課題文 -
研壁 宣男(すりかべ・のりお)氏のブランド「サポートサーフェス(support surface)」の2011年春夏コレクションが、品川グランドセントラルタワーで行われた。立錐の余地も
ないとくらいに会場は混んでいた。今回のテーマは「harmoniz ハーモナイズ」。「無地の
白いシャツを着ている人が、何を新鮮に感じるか?」というイマジネーションからモノ作り
がはじまったという。
靴選びにこだわることなく、ひたすら洋服のデザイン、ディテールに集中した今回の
コレクションは、繊細で、優雅で、遊び心いっぱいであった。ギャザーやドレープ、
シャリーングの美しさを誰よりも熟知している彼のドレスやシャツは、幻想的な世界を
作り出すnumber0の生演奏によって際立っていた。
そしてフィナーレの後、会場には実際にモデルが着ていた衣裳が、ランウェに
ハンガーラックで運ばれ、観客が実際に触ることができるサービスがあった。
夢でも見ているような不思議な気分にさせられた。シルクタッチのサテンや、
無地だけでなく、ストライプや花柄プリント、銀箔プリントなどの洋服が並んだ
姿はイリュージョンのようであった。

練習問題 -
**A)** サポートサーフェスの記事によると、2011年春夏コレクションはどこで行われたか。
**B)** サポートサーフェスの記事のうち、「靴選びにこだわることなく、ひたすら洋服のデザイン、ディテールに集中した今回の」を含む語句で始まり「ハンガーラックで運ばれ、観客が実際に触ることができるサービスがあった。」で終わる部分を、一字も変えずに書き写しなさい。
次に続く項目は、サポートサーフェスの記事とは別の出典によるものである。

提示資料 -
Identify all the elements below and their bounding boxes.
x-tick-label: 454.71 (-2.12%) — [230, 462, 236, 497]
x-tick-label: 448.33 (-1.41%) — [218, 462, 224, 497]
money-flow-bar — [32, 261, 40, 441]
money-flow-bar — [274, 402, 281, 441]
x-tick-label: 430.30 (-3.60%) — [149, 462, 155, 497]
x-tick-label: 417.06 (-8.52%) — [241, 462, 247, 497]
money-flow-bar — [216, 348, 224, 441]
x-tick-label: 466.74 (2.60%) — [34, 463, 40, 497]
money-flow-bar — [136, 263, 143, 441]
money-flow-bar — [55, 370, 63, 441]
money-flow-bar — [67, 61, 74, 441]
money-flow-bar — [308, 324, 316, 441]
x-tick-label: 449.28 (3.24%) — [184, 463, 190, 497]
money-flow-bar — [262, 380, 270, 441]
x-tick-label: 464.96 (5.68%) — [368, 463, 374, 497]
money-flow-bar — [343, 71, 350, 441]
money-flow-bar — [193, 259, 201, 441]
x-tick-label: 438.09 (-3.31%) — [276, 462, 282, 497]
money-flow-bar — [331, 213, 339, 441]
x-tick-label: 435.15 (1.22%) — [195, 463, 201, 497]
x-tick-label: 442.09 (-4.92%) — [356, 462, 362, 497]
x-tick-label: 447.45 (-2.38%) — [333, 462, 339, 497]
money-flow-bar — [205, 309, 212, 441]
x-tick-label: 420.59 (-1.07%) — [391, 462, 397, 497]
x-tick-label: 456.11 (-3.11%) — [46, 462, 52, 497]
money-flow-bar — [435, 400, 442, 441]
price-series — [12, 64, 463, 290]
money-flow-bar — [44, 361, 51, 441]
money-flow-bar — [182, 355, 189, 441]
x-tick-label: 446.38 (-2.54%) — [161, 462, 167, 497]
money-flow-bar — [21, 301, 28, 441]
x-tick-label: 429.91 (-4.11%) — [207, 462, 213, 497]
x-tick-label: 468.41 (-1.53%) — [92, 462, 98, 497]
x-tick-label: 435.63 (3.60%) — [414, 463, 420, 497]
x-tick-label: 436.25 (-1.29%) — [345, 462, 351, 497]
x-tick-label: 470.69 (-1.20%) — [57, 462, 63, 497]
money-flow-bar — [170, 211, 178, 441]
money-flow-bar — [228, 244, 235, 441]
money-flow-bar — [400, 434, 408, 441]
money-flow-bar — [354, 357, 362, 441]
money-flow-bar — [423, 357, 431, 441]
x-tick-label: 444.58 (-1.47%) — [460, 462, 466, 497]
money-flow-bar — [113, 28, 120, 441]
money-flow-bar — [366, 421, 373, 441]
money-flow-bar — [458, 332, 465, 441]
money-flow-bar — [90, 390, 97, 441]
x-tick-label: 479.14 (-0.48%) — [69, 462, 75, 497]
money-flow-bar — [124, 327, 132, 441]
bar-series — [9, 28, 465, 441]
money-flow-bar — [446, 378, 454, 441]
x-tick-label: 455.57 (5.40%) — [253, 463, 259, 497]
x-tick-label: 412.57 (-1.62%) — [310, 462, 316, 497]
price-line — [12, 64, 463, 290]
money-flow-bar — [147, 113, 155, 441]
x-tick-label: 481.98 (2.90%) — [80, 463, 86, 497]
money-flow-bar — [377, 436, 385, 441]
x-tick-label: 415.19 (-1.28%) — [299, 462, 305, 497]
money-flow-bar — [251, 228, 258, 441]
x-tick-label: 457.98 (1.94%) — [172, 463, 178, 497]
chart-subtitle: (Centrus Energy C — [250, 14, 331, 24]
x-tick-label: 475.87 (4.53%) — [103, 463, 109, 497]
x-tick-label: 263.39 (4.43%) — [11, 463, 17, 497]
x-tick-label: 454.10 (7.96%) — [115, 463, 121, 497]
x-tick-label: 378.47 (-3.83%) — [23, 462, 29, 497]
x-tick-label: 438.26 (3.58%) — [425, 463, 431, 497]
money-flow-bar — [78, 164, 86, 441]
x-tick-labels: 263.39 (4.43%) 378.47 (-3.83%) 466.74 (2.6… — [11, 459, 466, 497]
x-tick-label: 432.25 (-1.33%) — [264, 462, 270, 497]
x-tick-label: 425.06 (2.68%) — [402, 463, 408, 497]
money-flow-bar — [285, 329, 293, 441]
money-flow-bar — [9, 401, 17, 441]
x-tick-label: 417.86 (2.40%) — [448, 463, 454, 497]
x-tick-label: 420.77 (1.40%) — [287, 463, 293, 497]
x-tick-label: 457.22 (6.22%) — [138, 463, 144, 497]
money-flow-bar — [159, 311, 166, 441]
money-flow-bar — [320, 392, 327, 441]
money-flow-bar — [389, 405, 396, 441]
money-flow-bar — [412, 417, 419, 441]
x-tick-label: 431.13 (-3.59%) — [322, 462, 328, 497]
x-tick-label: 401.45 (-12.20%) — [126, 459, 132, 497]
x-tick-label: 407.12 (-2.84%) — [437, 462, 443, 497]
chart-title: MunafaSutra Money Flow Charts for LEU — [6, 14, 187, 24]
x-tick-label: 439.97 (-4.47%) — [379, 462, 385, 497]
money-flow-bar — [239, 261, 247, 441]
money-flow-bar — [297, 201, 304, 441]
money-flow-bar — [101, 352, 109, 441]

解答一覧 -
**A)** 品川グランドセントラルタワー

**B)**
靴選びにこだわることなく、ひたすら洋服のデザイン、ディテールに集中した今回の
コレクションは、繊細で、優雅で、遊び心いっぱいであった。ギャザーやドレープ、
シャリーングの美しさを誰よりも熟知している彼のドレスやシャツは、幻想的な世界を
作り出すnumber0の生演奏によって際立っていた。
そしてフィナーレの後、会場には実際にモデルが着ていた衣裳が、ランウェに
ハンガーラックで運ばれ、観客が実際に触ることができるサービスがあった。